→ Exercise
Repeat the listing exactly as given, omitting every image.

→ Record list

^^^^

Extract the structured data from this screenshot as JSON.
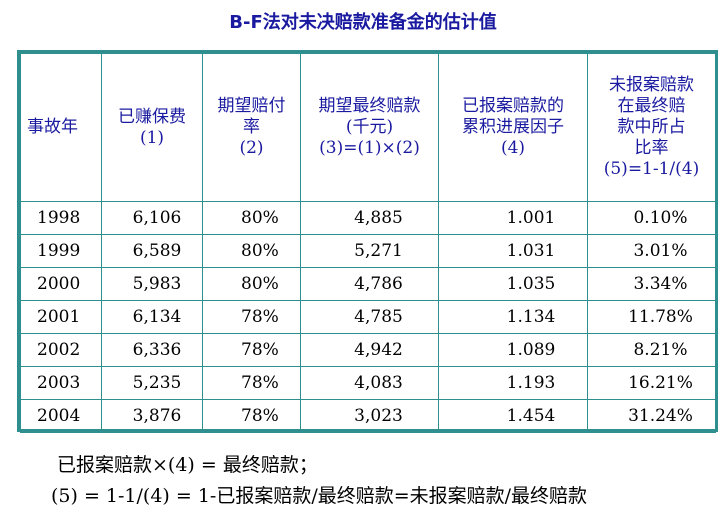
{
  "title": "B-F法对未决赔款准备金的估计值",
  "table": {
    "headers": [
      [
        "事故年"
      ],
      [
        "已赚保费",
        "(1)"
      ],
      [
        "期望赔付",
        "率",
        "(2)"
      ],
      [
        "期望最终赔款",
        "(千元)",
        "(3)=(1)×(2)"
      ],
      [
        "已报案赔款的",
        "累积进展因子",
        "(4)"
      ],
      [
        "未报案赔款",
        "在最终赔",
        "款中所占",
        "比率",
        "(5)=1-1/(4)"
      ]
    ],
    "rows": [
      [
        "1998",
        "6,106",
        "80%",
        "4,885",
        "1.001",
        "0.10%"
      ],
      [
        "1999",
        "6,589",
        "80%",
        "5,271",
        "1.031",
        "3.01%"
      ],
      [
        "2000",
        "5,983",
        "80%",
        "4,786",
        "1.035",
        "3.34%"
      ],
      [
        "2001",
        "6,134",
        "78%",
        "4,785",
        "1.134",
        "11.78%"
      ],
      [
        "2002",
        "6,336",
        "78%",
        "4,942",
        "1.089",
        "8.21%"
      ],
      [
        "2003",
        "5,235",
        "78%",
        "4,083",
        "1.193",
        "16.21%"
      ],
      [
        "2004",
        "3,876",
        "78%",
        "3,023",
        "1.454",
        "31.24%"
      ]
    ]
  },
  "notes": [
    "已报案赔款×(4) = 最终赔款；",
    "(5) = 1-1/(4) = 1-已报案赔款/最终赔款=未报案赔款/最终赔款"
  ],
  "colors": {
    "title": "#1a1aa0",
    "header_text": "#1a1aa0",
    "table_border": "#2f8f8f"
  }
}
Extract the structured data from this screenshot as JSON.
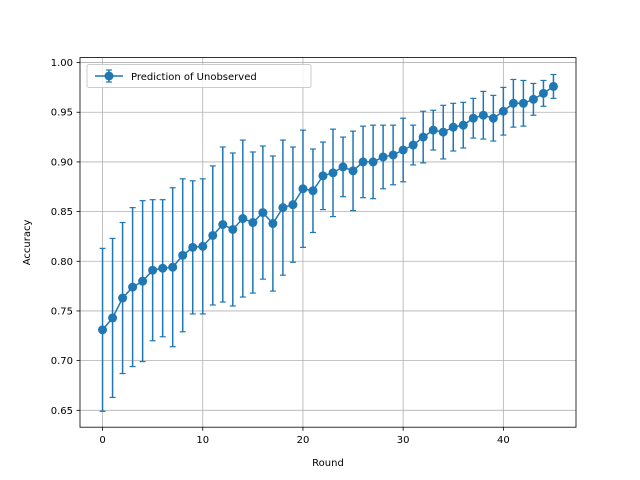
{
  "chart_data": {
    "type": "line",
    "title": "",
    "xlabel": "Round",
    "ylabel": "Accuracy",
    "xlim": [
      -2.25,
      47.25
    ],
    "ylim": [
      0.633,
      1.005
    ],
    "xticks": [
      0,
      10,
      20,
      30,
      40
    ],
    "yticks": [
      0.65,
      0.7,
      0.75,
      0.8,
      0.85,
      0.9,
      0.95,
      1.0
    ],
    "xtick_labels": [
      "0",
      "10",
      "20",
      "30",
      "40"
    ],
    "ytick_labels": [
      "0.65",
      "0.70",
      "0.75",
      "0.80",
      "0.85",
      "0.90",
      "0.95",
      "1.00"
    ],
    "grid": true,
    "legend_position": "upper left",
    "series": [
      {
        "name": "Prediction of Unobserved",
        "color": "#1f77b4",
        "marker": "circle",
        "error_bars": true,
        "x": [
          0,
          1,
          2,
          3,
          4,
          5,
          6,
          7,
          8,
          9,
          10,
          11,
          12,
          13,
          14,
          15,
          16,
          17,
          18,
          19,
          20,
          21,
          22,
          23,
          24,
          25,
          26,
          27,
          28,
          29,
          30,
          31,
          32,
          33,
          34,
          35,
          36,
          37,
          38,
          39,
          40,
          41,
          42,
          43,
          44,
          45
        ],
        "y": [
          0.731,
          0.743,
          0.763,
          0.774,
          0.78,
          0.791,
          0.793,
          0.794,
          0.806,
          0.814,
          0.815,
          0.826,
          0.837,
          0.832,
          0.843,
          0.839,
          0.849,
          0.838,
          0.854,
          0.857,
          0.873,
          0.871,
          0.886,
          0.889,
          0.895,
          0.891,
          0.9,
          0.9,
          0.905,
          0.907,
          0.912,
          0.917,
          0.925,
          0.932,
          0.93,
          0.935,
          0.937,
          0.944,
          0.947,
          0.944,
          0.951,
          0.959,
          0.959,
          0.963,
          0.969,
          0.976
        ],
        "err": [
          0.082,
          0.08,
          0.076,
          0.08,
          0.081,
          0.071,
          0.069,
          0.08,
          0.077,
          0.067,
          0.068,
          0.07,
          0.078,
          0.077,
          0.079,
          0.071,
          0.067,
          0.068,
          0.068,
          0.058,
          0.059,
          0.042,
          0.034,
          0.044,
          0.03,
          0.04,
          0.036,
          0.037,
          0.032,
          0.03,
          0.032,
          0.02,
          0.026,
          0.02,
          0.027,
          0.024,
          0.023,
          0.02,
          0.024,
          0.023,
          0.024,
          0.024,
          0.023,
          0.016,
          0.013,
          0.012
        ]
      }
    ]
  }
}
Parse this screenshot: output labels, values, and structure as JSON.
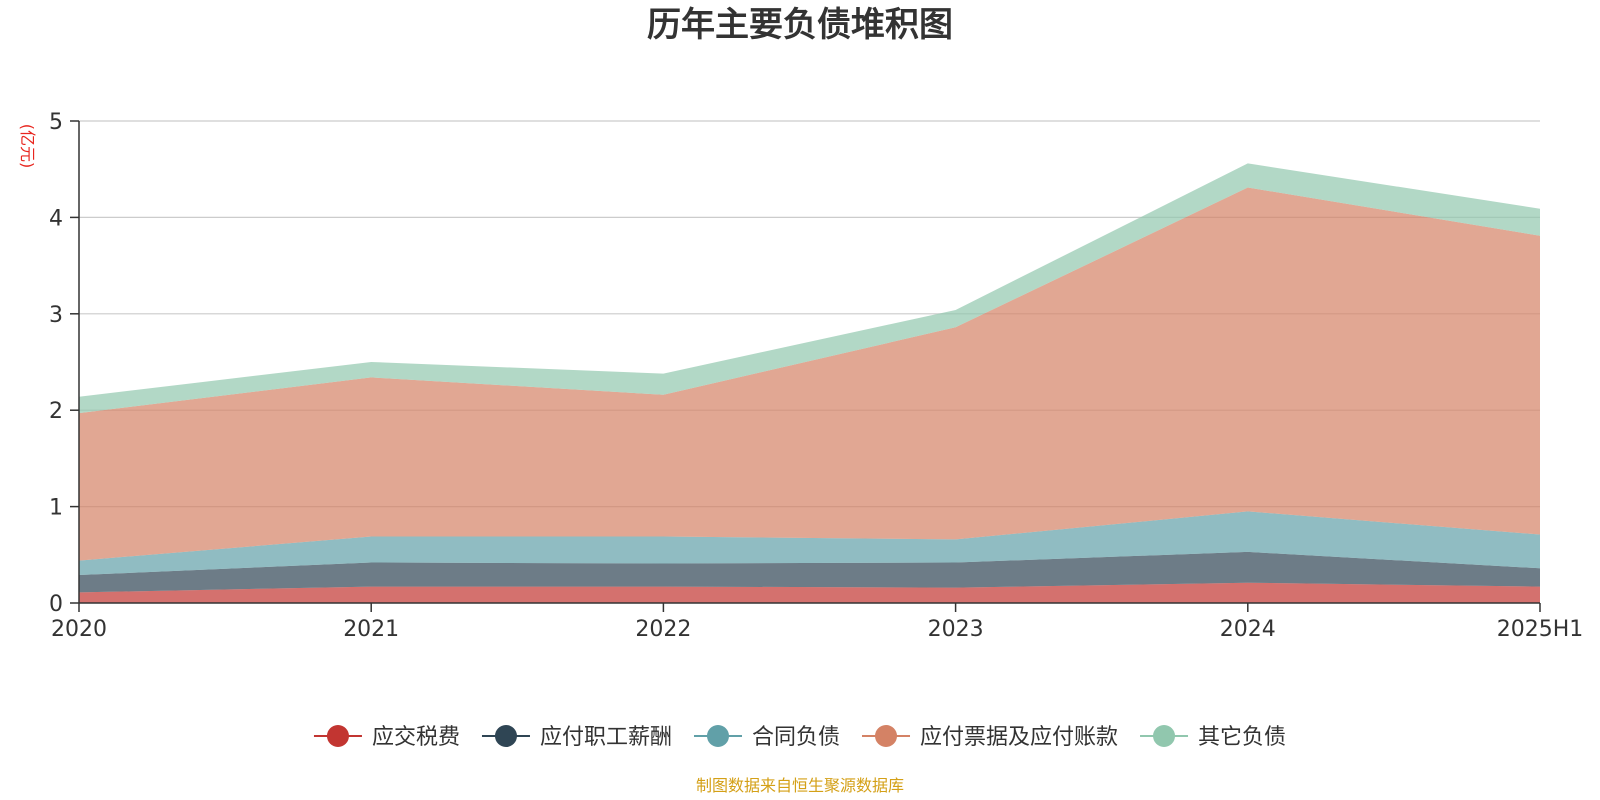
{
  "chart_data": {
    "type": "area",
    "stacked": true,
    "title": "历年主要负债堆积图",
    "unit_label": "(亿元)",
    "x": [
      "2020",
      "2021",
      "2022",
      "2023",
      "2024",
      "2025H1"
    ],
    "ylim": [
      0,
      5
    ],
    "yticks": [
      "0",
      "1",
      "2",
      "3",
      "4",
      "5"
    ],
    "grid": true,
    "legend_position": "bottom",
    "series": [
      {
        "name": "应交税费",
        "color": "#c23531",
        "values": [
          0.11,
          0.17,
          0.17,
          0.16,
          0.21,
          0.17
        ]
      },
      {
        "name": "应付职工薪酬",
        "color": "#2f4554",
        "values": [
          0.18,
          0.25,
          0.24,
          0.26,
          0.32,
          0.19
        ]
      },
      {
        "name": "合同负债",
        "color": "#61a0a8",
        "values": [
          0.15,
          0.27,
          0.28,
          0.24,
          0.42,
          0.35
        ]
      },
      {
        "name": "应付票据及应付账款",
        "color": "#d48265",
        "values": [
          1.53,
          1.65,
          1.47,
          2.2,
          3.36,
          3.1
        ]
      },
      {
        "name": "其它负债",
        "color": "#91c7ae",
        "values": [
          0.17,
          0.16,
          0.22,
          0.18,
          0.25,
          0.28
        ]
      }
    ]
  },
  "source_note": "制图数据来自恒生聚源数据库",
  "colors": {
    "title": "#333333",
    "unit": "#e8261f",
    "source": "#d4a017",
    "grid": "#cccccc",
    "axis": "#333333"
  }
}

^^^^

→ Answer
Extract the structured data from this screenshot as JSON.
{
  "title": "B-F法对未决赔款准备金的估计值",
  "table": {
    "headers": [
      [
        "事故年"
      ],
      [
        "已赚保费",
        "(1)"
      ],
      [
        "期望赔付",
        "率",
        "(2)"
      ],
      [
        "期望最终赔款",
        "(千元)",
        "(3)=(1)×(2)"
      ],
      [
        "已报案赔款的",
        "累积进展因子",
        "(4)"
      ],
      [
        "未报案赔款",
        "在最终赔",
        "款中所占",
        "比率",
        "(5)=1-1/(4)"
      ]
    ],
    "rows": [
      [
        "1998",
        "6,106",
        "80%",
        "4,885",
        "1.001",
        "0.10%"
      ],
      [
        "1999",
        "6,589",
        "80%",
        "5,271",
        "1.031",
        "3.01%"
      ],
      [
        "2000",
        "5,983",
        "80%",
        "4,786",
        "1.035",
        "3.34%"
      ],
      [
        "2001",
        "6,134",
        "78%",
        "4,785",
        "1.134",
        "11.78%"
      ],
      [
        "2002",
        "6,336",
        "78%",
        "4,942",
        "1.089",
        "8.21%"
      ],
      [
        "2003",
        "5,235",
        "78%",
        "4,083",
        "1.193",
        "16.21%"
      ],
      [
        "2004",
        "3,876",
        "78%",
        "3,023",
        "1.454",
        "31.24%"
      ]
    ]
  },
  "notes": [
    "已报案赔款×(4) = 最终赔款；",
    "(5) = 1-1/(4) = 1-已报案赔款/最终赔款=未报案赔款/最终赔款"
  ],
  "colors": {
    "title": "#1a1aa0",
    "header_text": "#1a1aa0",
    "table_border": "#2f8f8f"
  }
}
Extract the structured data from this screenshot as JSON.
{
  "chart_data": {
    "type": "line",
    "title": "",
    "xlabel": "Round",
    "ylabel": "Accuracy",
    "xlim": [
      -2.25,
      47.25
    ],
    "ylim": [
      0.633,
      1.005
    ],
    "xticks": [
      0,
      10,
      20,
      30,
      40
    ],
    "yticks": [
      0.65,
      0.7,
      0.75,
      0.8,
      0.85,
      0.9,
      0.95,
      1.0
    ],
    "xtick_labels": [
      "0",
      "10",
      "20",
      "30",
      "40"
    ],
    "ytick_labels": [
      "0.65",
      "0.70",
      "0.75",
      "0.80",
      "0.85",
      "0.90",
      "0.95",
      "1.00"
    ],
    "grid": true,
    "legend_position": "upper left",
    "series": [
      {
        "name": "Prediction of Unobserved",
        "color": "#1f77b4",
        "marker": "circle",
        "error_bars": true,
        "x": [
          0,
          1,
          2,
          3,
          4,
          5,
          6,
          7,
          8,
          9,
          10,
          11,
          12,
          13,
          14,
          15,
          16,
          17,
          18,
          19,
          20,
          21,
          22,
          23,
          24,
          25,
          26,
          27,
          28,
          29,
          30,
          31,
          32,
          33,
          34,
          35,
          36,
          37,
          38,
          39,
          40,
          41,
          42,
          43,
          44,
          45
        ],
        "y": [
          0.731,
          0.743,
          0.763,
          0.774,
          0.78,
          0.791,
          0.793,
          0.794,
          0.806,
          0.814,
          0.815,
          0.826,
          0.837,
          0.832,
          0.843,
          0.839,
          0.849,
          0.838,
          0.854,
          0.857,
          0.873,
          0.871,
          0.886,
          0.889,
          0.895,
          0.891,
          0.9,
          0.9,
          0.905,
          0.907,
          0.912,
          0.917,
          0.925,
          0.932,
          0.93,
          0.935,
          0.937,
          0.944,
          0.947,
          0.944,
          0.951,
          0.959,
          0.959,
          0.963,
          0.969,
          0.976
        ],
        "err": [
          0.082,
          0.08,
          0.076,
          0.08,
          0.081,
          0.071,
          0.069,
          0.08,
          0.077,
          0.067,
          0.068,
          0.07,
          0.078,
          0.077,
          0.079,
          0.071,
          0.067,
          0.068,
          0.068,
          0.058,
          0.059,
          0.042,
          0.034,
          0.044,
          0.03,
          0.04,
          0.036,
          0.037,
          0.032,
          0.03,
          0.032,
          0.02,
          0.026,
          0.02,
          0.027,
          0.024,
          0.023,
          0.02,
          0.024,
          0.023,
          0.024,
          0.024,
          0.023,
          0.016,
          0.013,
          0.012
        ]
      }
    ]
  }
}
Parse this screenshot: output labels, values, and structure as JSON.
{
  "chart_data": {
    "type": "area",
    "stacked": true,
    "title": "历年主要负债堆积图",
    "unit_label": "(亿元)",
    "x": [
      "2020",
      "2021",
      "2022",
      "2023",
      "2024",
      "2025H1"
    ],
    "ylim": [
      0,
      5
    ],
    "yticks": [
      "0",
      "1",
      "2",
      "3",
      "4",
      "5"
    ],
    "grid": true,
    "legend_position": "bottom",
    "series": [
      {
        "name": "应交税费",
        "color": "#c23531",
        "values": [
          0.11,
          0.17,
          0.17,
          0.16,
          0.21,
          0.17
        ]
      },
      {
        "name": "应付职工薪酬",
        "color": "#2f4554",
        "values": [
          0.18,
          0.25,
          0.24,
          0.26,
          0.32,
          0.19
        ]
      },
      {
        "name": "合同负债",
        "color": "#61a0a8",
        "values": [
          0.15,
          0.27,
          0.28,
          0.24,
          0.42,
          0.35
        ]
      },
      {
        "name": "应付票据及应付账款",
        "color": "#d48265",
        "values": [
          1.53,
          1.65,
          1.47,
          2.2,
          3.36,
          3.1
        ]
      },
      {
        "name": "其它负债",
        "color": "#91c7ae",
        "values": [
          0.17,
          0.16,
          0.22,
          0.18,
          0.25,
          0.28
        ]
      }
    ]
  },
  "source_note": "制图数据来自恒生聚源数据库",
  "colors": {
    "title": "#333333",
    "unit": "#e8261f",
    "source": "#d4a017",
    "grid": "#cccccc",
    "axis": "#333333"
  }
}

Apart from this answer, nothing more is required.